Entries taken from a collection –
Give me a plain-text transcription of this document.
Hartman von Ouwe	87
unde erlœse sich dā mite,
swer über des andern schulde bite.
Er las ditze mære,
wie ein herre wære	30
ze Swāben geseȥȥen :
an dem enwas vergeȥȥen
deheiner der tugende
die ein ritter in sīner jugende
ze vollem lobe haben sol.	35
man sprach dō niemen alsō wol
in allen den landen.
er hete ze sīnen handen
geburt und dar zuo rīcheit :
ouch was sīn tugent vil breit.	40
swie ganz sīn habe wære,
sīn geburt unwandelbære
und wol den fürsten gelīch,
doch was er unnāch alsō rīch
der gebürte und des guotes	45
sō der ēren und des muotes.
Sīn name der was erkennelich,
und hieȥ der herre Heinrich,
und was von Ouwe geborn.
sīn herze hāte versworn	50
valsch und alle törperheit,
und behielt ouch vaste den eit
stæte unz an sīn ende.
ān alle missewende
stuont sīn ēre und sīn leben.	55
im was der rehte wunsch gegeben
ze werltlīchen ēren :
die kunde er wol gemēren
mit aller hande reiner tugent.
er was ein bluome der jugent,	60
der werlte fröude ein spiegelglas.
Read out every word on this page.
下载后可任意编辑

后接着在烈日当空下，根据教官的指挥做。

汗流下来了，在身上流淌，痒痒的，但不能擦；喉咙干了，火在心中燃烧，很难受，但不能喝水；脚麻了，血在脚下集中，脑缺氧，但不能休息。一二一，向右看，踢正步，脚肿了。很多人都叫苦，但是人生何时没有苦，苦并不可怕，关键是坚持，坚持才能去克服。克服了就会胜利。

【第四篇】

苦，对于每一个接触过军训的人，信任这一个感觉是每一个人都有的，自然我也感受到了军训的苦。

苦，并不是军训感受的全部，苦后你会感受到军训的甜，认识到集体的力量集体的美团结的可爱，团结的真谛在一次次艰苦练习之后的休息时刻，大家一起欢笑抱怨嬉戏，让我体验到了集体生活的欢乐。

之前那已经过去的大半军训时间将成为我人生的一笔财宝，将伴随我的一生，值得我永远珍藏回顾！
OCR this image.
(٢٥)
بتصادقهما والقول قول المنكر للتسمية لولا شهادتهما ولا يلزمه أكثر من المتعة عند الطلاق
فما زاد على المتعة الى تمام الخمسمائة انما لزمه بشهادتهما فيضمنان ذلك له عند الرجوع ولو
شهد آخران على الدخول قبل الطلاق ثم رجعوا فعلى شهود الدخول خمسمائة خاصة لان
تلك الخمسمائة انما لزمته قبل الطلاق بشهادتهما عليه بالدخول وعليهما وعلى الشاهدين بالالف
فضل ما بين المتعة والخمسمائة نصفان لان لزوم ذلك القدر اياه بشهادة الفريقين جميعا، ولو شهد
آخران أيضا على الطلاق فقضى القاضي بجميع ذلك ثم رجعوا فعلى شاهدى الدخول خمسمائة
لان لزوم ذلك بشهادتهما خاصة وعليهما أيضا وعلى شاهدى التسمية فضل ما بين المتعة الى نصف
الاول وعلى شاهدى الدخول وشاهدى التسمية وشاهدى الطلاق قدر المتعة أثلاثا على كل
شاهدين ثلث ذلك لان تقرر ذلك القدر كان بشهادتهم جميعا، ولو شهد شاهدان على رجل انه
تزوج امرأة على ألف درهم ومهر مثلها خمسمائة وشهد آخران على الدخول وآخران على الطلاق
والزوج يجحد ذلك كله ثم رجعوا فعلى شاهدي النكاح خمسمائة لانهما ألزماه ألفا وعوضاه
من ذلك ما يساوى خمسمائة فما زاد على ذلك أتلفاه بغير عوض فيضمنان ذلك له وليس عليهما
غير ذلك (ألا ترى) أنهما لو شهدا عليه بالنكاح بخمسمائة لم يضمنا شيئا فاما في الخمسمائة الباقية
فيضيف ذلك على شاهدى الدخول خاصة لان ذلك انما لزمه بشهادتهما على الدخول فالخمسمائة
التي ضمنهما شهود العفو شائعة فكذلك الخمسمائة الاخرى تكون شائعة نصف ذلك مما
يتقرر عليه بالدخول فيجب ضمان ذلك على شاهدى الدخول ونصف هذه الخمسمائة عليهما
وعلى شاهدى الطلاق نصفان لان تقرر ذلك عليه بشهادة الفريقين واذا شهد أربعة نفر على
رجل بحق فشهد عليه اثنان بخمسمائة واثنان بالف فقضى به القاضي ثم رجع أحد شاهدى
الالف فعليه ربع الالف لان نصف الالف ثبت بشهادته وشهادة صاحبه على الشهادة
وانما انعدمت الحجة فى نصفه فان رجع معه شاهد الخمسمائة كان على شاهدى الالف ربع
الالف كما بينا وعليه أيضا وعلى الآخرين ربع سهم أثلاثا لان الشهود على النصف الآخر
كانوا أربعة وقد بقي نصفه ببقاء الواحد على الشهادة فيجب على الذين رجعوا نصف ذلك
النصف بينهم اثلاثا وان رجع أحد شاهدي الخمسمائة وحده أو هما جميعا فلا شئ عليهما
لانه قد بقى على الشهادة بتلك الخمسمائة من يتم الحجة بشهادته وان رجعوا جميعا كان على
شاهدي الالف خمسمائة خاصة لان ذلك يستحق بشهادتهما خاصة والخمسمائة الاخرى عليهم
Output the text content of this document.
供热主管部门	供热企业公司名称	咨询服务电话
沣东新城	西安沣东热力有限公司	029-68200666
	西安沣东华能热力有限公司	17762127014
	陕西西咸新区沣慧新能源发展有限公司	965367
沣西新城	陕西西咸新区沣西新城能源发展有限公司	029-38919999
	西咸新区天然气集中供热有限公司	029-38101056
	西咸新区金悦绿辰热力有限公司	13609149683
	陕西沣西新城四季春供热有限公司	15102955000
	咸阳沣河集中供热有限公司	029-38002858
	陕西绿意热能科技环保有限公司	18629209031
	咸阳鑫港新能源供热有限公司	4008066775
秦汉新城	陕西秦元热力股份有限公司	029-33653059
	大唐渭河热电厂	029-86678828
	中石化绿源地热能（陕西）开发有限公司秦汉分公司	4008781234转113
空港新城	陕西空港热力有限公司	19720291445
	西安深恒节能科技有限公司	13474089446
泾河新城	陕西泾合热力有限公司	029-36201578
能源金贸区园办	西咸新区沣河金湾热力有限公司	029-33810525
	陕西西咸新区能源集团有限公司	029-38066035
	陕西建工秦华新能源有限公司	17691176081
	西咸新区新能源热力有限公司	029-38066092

WHAT NEEDS TO BE DONE – From the entries above, copy every line that holds the word "لزوم".

RESULT BELOW –
فضل ما بين المتعة والخمسمائة نصفان لان لزوم ذلك القدر اياه بشهادة الفريقين جميعا، ولو شهد
لان لزوم ذلك بشهادتهما خاصة وعليهما أيضا وعلى شاهدى التسمية فضل ما بين المتعة الى نصف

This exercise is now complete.